■ WORK TO DO ■
Output each entry that follows exactly. Images stay out.

■ DATA SECTION ■
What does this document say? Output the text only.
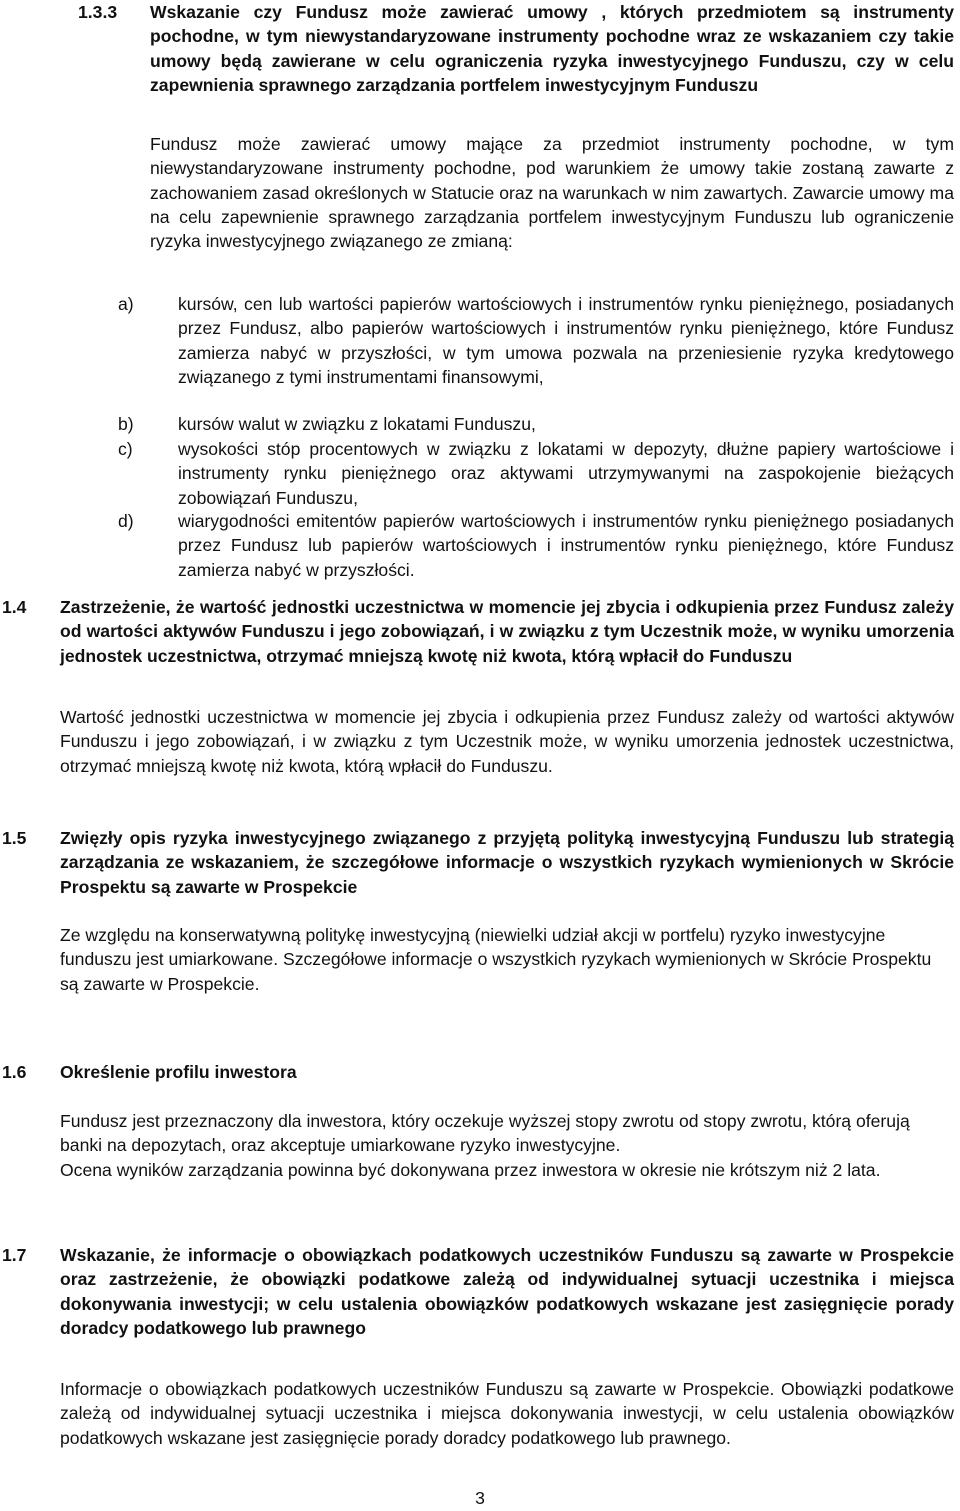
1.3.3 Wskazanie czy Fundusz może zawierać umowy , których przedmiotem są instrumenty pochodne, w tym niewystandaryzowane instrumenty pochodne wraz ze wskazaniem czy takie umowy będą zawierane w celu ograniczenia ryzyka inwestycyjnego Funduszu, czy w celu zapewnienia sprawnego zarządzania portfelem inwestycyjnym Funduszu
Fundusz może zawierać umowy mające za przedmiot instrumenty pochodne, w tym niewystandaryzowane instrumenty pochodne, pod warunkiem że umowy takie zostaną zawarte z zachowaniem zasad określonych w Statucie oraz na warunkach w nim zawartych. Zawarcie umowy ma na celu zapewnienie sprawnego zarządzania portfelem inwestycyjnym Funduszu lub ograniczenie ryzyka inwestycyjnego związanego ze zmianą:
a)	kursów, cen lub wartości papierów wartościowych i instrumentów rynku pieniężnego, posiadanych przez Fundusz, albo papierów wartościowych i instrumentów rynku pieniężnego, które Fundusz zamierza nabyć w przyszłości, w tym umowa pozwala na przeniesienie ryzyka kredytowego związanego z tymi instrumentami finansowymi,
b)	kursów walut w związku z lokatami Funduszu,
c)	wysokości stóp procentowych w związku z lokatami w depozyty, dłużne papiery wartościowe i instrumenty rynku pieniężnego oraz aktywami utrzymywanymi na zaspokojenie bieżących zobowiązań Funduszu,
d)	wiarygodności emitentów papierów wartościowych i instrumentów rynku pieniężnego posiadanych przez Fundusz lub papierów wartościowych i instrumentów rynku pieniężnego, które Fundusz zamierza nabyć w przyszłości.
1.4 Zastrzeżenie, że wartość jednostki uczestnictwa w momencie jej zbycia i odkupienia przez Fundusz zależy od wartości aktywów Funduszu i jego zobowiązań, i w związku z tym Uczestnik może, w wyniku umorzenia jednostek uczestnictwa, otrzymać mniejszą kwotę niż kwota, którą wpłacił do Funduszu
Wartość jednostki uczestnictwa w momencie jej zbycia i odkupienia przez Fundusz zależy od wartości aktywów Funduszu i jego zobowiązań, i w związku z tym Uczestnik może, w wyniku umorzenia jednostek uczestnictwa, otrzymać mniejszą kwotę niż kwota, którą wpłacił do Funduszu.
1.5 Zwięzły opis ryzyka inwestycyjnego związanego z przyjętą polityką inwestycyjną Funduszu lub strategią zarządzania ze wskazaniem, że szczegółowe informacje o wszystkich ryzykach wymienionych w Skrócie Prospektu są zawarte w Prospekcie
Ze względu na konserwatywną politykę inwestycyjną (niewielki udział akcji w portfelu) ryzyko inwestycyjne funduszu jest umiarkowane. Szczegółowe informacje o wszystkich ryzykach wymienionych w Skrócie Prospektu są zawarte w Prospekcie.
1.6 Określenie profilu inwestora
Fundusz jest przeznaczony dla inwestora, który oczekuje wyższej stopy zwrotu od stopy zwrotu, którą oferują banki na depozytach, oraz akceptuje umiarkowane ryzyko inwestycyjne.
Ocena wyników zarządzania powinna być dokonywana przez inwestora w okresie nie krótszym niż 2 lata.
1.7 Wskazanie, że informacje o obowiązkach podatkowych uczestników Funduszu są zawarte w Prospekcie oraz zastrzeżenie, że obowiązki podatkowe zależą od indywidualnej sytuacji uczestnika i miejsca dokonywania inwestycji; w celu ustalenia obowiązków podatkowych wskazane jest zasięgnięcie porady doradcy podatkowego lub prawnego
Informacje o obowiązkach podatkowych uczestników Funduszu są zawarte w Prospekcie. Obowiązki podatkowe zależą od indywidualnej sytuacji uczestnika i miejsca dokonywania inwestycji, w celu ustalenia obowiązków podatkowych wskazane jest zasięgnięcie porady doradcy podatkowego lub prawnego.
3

■ EXPECTED OUTPUT ■
What does this document say? Output the text only.
1.3.3 Wskazanie czy Fundusz może zawierać umowy , których przedmiotem są instrumenty pochodne, w tym niewystandaryzowane instrumenty pochodne wraz ze wskazaniem czy takie umowy będą zawierane w celu ograniczenia ryzyka inwestycyjnego Funduszu, czy w celu zapewnienia sprawnego zarządzania portfelem inwestycyjnym Funduszu
Fundusz może zawierać umowy mające za przedmiot instrumenty pochodne, w tym niewystandaryzowane instrumenty pochodne, pod warunkiem że umowy takie zostaną zawarte z zachowaniem zasad określonych w Statucie oraz na warunkach w nim zawartych. Zawarcie umowy ma na celu zapewnienie sprawnego zarządzania portfelem inwestycyjnym Funduszu lub ograniczenie ryzyka inwestycyjnego związanego ze zmianą:
a)	kursów, cen lub wartości papierów wartościowych i instrumentów rynku pieniężnego, posiadanych przez Fundusz, albo papierów wartościowych i instrumentów rynku pieniężnego, które Fundusz zamierza nabyć w przyszłości, w tym umowa pozwala na przeniesienie ryzyka kredytowego związanego z tymi instrumentami finansowymi,
b)	kursów walut w związku z lokatami Funduszu,
c)	wysokości stóp procentowych w związku z lokatami w depozyty, dłużne papiery wartościowe i instrumenty rynku pieniężnego oraz aktywami utrzymywanymi na zaspokojenie bieżących zobowiązań Funduszu,
d)	wiarygodności emitentów papierów wartościowych i instrumentów rynku pieniężnego posiadanych przez Fundusz lub papierów wartościowych i instrumentów rynku pieniężnego, które Fundusz zamierza nabyć w przyszłości.
1.4 Zastrzeżenie, że wartość jednostki uczestnictwa w momencie jej zbycia i odkupienia przez Fundusz zależy od wartości aktywów Funduszu i jego zobowiązań, i w związku z tym Uczestnik może, w wyniku umorzenia jednostek uczestnictwa, otrzymać mniejszą kwotę niż kwota, którą wpłacił do Funduszu
Wartość jednostki uczestnictwa w momencie jej zbycia i odkupienia przez Fundusz zależy od wartości aktywów Funduszu i jego zobowiązań, i w związku z tym Uczestnik może, w wyniku umorzenia jednostek uczestnictwa, otrzymać mniejszą kwotę niż kwota, którą wpłacił do Funduszu.
1.5 Zwięzły opis ryzyka inwestycyjnego związanego z przyjętą polityką inwestycyjną Funduszu lub strategią zarządzania ze wskazaniem, że szczegółowe informacje o wszystkich ryzykach wymienionych w Skrócie Prospektu są zawarte w Prospekcie
Ze względu na konserwatywną politykę inwestycyjną (niewielki udział akcji w portfelu) ryzyko inwestycyjne funduszu jest umiarkowane. Szczegółowe informacje o wszystkich ryzykach wymienionych w Skrócie Prospektu są zawarte w Prospekcie.
1.6 Określenie profilu inwestora
Fundusz jest przeznaczony dla inwestora, który oczekuje wyższej stopy zwrotu od stopy zwrotu, którą oferują banki na depozytach, oraz akceptuje umiarkowane ryzyko inwestycyjne.
Ocena wyników zarządzania powinna być dokonywana przez inwestora w okresie nie krótszym niż 2 lata.
1.7 Wskazanie, że informacje o obowiązkach podatkowych uczestników Funduszu są zawarte w Prospekcie oraz zastrzeżenie, że obowiązki podatkowe zależą od indywidualnej sytuacji uczestnika i miejsca dokonywania inwestycji; w celu ustalenia obowiązków podatkowych wskazane jest zasięgnięcie porady doradcy podatkowego lub prawnego
Informacje o obowiązkach podatkowych uczestników Funduszu są zawarte w Prospekcie. Obowiązki podatkowe zależą od indywidualnej sytuacji uczestnika i miejsca dokonywania inwestycji, w celu ustalenia obowiązków podatkowych wskazane jest zasięgnięcie porady doradcy podatkowego lub prawnego.
3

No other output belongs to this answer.